**Data entries:**
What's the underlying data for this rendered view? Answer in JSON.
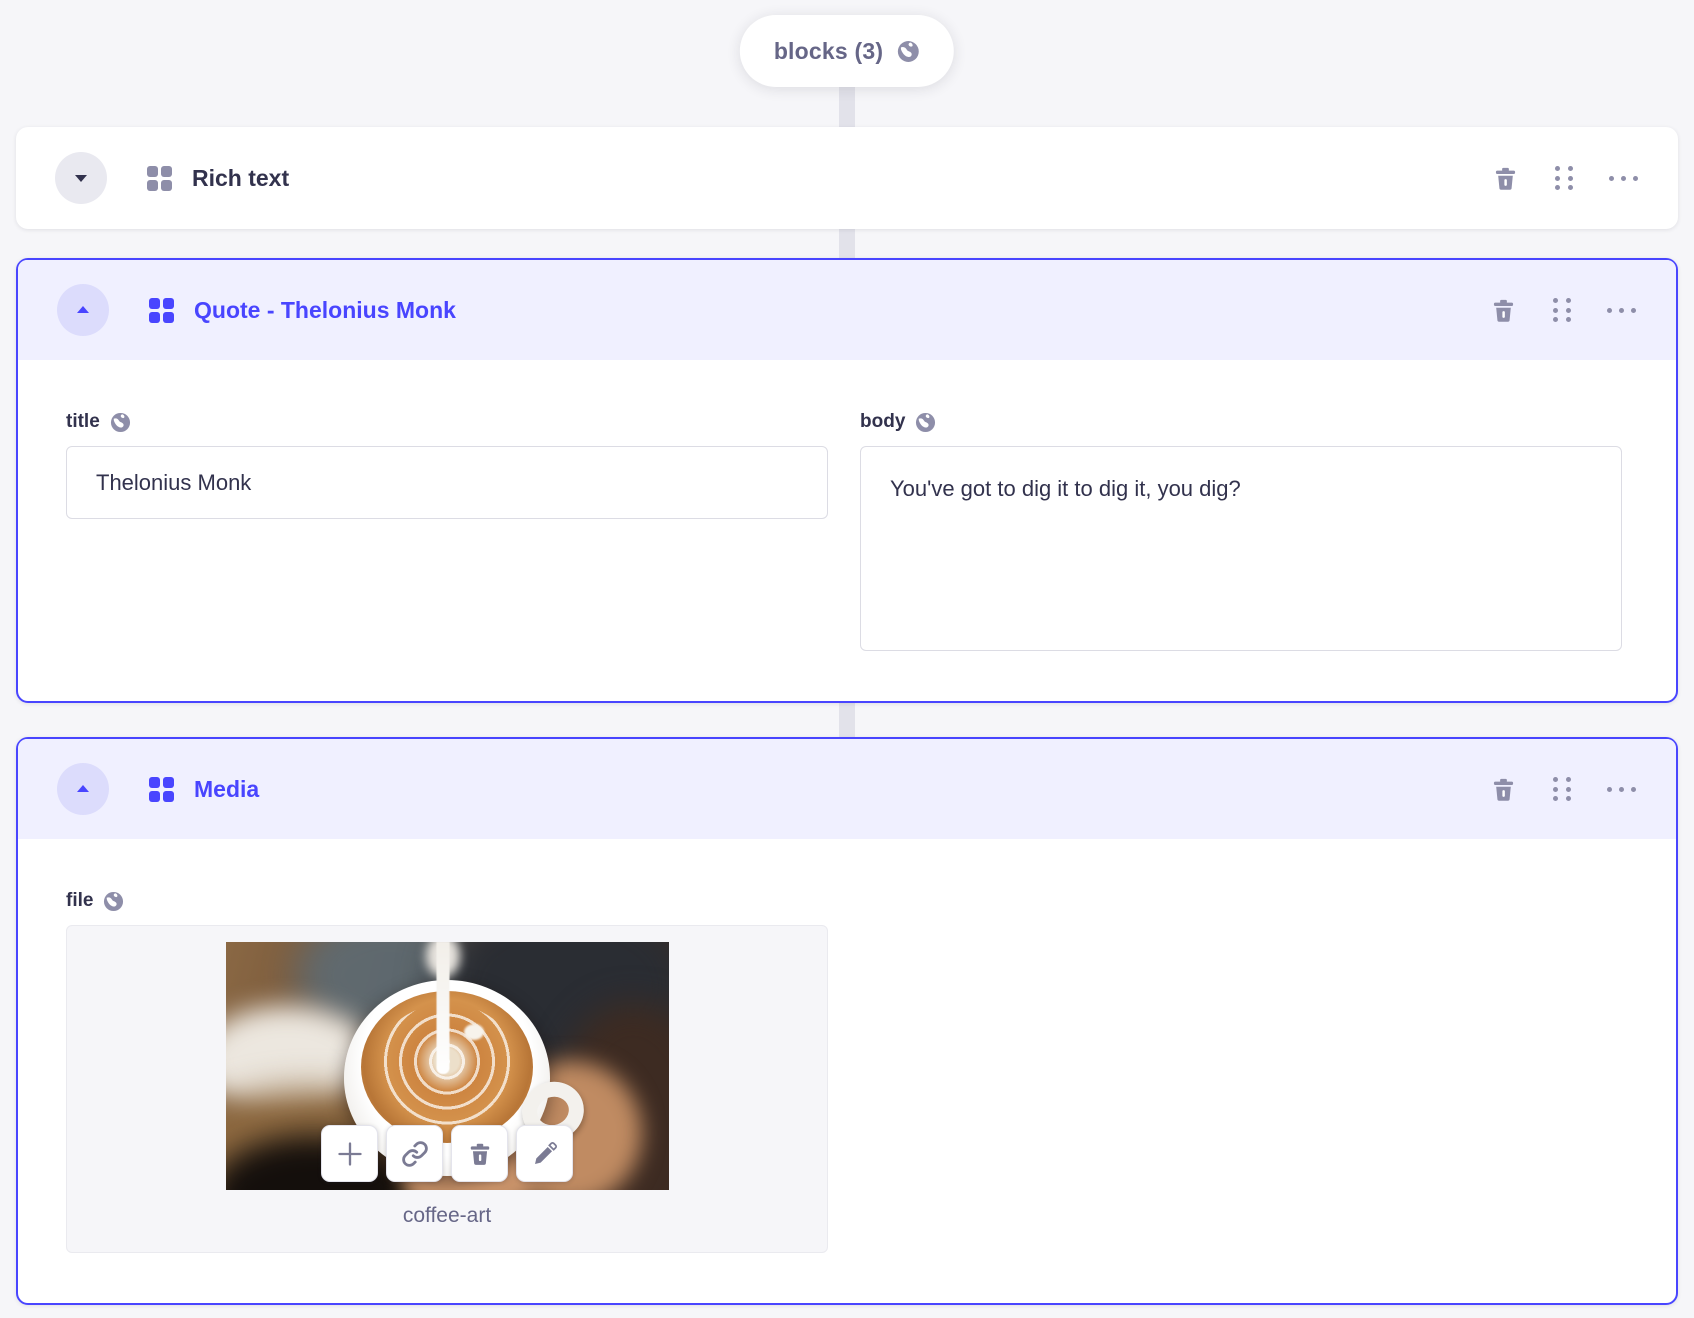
{
  "pill": {
    "label": "blocks (3)"
  },
  "blocks": [
    {
      "title": "Rich text",
      "state": "collapsed"
    },
    {
      "title": "Quote - Thelonius Monk",
      "state": "expanded",
      "fields": {
        "title": {
          "label": "title",
          "value": "Thelonius Monk"
        },
        "body": {
          "label": "body",
          "value": "You've got to dig it to dig it, you dig?"
        }
      }
    },
    {
      "title": "Media",
      "state": "expanded",
      "fields": {
        "file": {
          "label": "file",
          "file_name": "coffee-art"
        }
      }
    }
  ],
  "icons": {
    "globe": "globe-icon",
    "dynamic_zone": "blocks-grid-icon",
    "trash": "trash-icon",
    "drag": "drag-handle-icon",
    "more": "ellipsis-icon",
    "collapse_down": "chevron-down-icon",
    "collapse_up": "chevron-up-icon",
    "plus": "plus-icon",
    "link": "link-icon",
    "pencil": "pencil-icon"
  },
  "colors": {
    "primary": "#4945ff",
    "header_bg": "#f0f0ff",
    "text_dark": "#32324d",
    "text_muted": "#666687",
    "icon_gray": "#8e8ea9",
    "page_bg": "#f6f6f9"
  }
}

**Your goal:**
Leave out the pictures and copy every record above exactly.

**Answer for the task:**
What's the underlying data for this rendered view? Answer in JSON.
{
  "pill": {
    "label": "blocks (3)"
  },
  "blocks": [
    {
      "title": "Rich text",
      "state": "collapsed"
    },
    {
      "title": "Quote - Thelonius Monk",
      "state": "expanded",
      "fields": {
        "title": {
          "label": "title",
          "value": "Thelonius Monk"
        },
        "body": {
          "label": "body",
          "value": "You've got to dig it to dig it, you dig?"
        }
      }
    },
    {
      "title": "Media",
      "state": "expanded",
      "fields": {
        "file": {
          "label": "file",
          "file_name": "coffee-art"
        }
      }
    }
  ],
  "icons": {
    "globe": "globe-icon",
    "dynamic_zone": "blocks-grid-icon",
    "trash": "trash-icon",
    "drag": "drag-handle-icon",
    "more": "ellipsis-icon",
    "collapse_down": "chevron-down-icon",
    "collapse_up": "chevron-up-icon",
    "plus": "plus-icon",
    "link": "link-icon",
    "pencil": "pencil-icon"
  },
  "colors": {
    "primary": "#4945ff",
    "header_bg": "#f0f0ff",
    "text_dark": "#32324d",
    "text_muted": "#666687",
    "icon_gray": "#8e8ea9",
    "page_bg": "#f6f6f9"
  }
}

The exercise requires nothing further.